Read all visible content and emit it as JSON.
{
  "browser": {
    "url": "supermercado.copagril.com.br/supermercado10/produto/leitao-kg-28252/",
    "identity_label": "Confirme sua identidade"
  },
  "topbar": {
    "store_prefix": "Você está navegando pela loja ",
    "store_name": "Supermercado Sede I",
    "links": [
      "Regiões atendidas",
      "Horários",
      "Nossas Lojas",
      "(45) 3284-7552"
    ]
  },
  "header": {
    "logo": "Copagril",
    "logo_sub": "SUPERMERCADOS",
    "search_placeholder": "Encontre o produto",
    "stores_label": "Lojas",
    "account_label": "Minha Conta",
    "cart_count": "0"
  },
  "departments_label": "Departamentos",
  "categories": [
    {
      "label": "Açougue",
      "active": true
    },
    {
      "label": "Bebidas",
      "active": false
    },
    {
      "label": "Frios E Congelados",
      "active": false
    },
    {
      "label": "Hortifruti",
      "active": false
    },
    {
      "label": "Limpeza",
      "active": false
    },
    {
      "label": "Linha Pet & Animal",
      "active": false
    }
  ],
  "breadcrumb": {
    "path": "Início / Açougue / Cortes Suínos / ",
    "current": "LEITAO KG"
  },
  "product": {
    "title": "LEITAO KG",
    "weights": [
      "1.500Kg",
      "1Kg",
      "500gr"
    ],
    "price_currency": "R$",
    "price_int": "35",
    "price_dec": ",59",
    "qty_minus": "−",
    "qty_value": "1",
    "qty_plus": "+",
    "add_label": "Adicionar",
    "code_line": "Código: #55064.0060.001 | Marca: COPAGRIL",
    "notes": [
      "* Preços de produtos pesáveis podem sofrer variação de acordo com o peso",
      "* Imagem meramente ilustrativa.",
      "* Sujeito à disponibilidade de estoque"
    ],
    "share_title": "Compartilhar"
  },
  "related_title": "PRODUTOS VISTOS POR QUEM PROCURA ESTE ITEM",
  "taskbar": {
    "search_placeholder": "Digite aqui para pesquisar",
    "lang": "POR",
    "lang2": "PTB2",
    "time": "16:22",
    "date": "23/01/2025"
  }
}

■ **Written request**
Reproduce every record above exactly as it appears.

■ **Expected answer**
Read all visible content and emit it as JSON.
{
  "browser": {
    "url": "supermercado.copagril.com.br/supermercado10/produto/leitao-kg-28252/",
    "identity_label": "Confirme sua identidade"
  },
  "topbar": {
    "store_prefix": "Você está navegando pela loja ",
    "store_name": "Supermercado Sede I",
    "links": [
      "Regiões atendidas",
      "Horários",
      "Nossas Lojas",
      "(45) 3284-7552"
    ]
  },
  "header": {
    "logo": "Copagril",
    "logo_sub": "SUPERMERCADOS",
    "search_placeholder": "Encontre o produto",
    "stores_label": "Lojas",
    "account_label": "Minha Conta",
    "cart_count": "0"
  },
  "departments_label": "Departamentos",
  "categories": [
    {
      "label": "Açougue",
      "active": true
    },
    {
      "label": "Bebidas",
      "active": false
    },
    {
      "label": "Frios E Congelados",
      "active": false
    },
    {
      "label": "Hortifruti",
      "active": false
    },
    {
      "label": "Limpeza",
      "active": false
    },
    {
      "label": "Linha Pet & Animal",
      "active": false
    }
  ],
  "breadcrumb": {
    "path": "Início / Açougue / Cortes Suínos / ",
    "current": "LEITAO KG"
  },
  "product": {
    "title": "LEITAO KG",
    "weights": [
      "1.500Kg",
      "1Kg",
      "500gr"
    ],
    "price_currency": "R$",
    "price_int": "35",
    "price_dec": ",59",
    "qty_minus": "−",
    "qty_value": "1",
    "qty_plus": "+",
    "add_label": "Adicionar",
    "code_line": "Código: #55064.0060.001 | Marca: COPAGRIL",
    "notes": [
      "* Preços de produtos pesáveis podem sofrer variação de acordo com o peso",
      "* Imagem meramente ilustrativa.",
      "* Sujeito à disponibilidade de estoque"
    ],
    "share_title": "Compartilhar"
  },
  "related_title": "PRODUTOS VISTOS POR QUEM PROCURA ESTE ITEM",
  "taskbar": {
    "search_placeholder": "Digite aqui para pesquisar",
    "lang": "POR",
    "lang2": "PTB2",
    "time": "16:22",
    "date": "23/01/2025"
  }
}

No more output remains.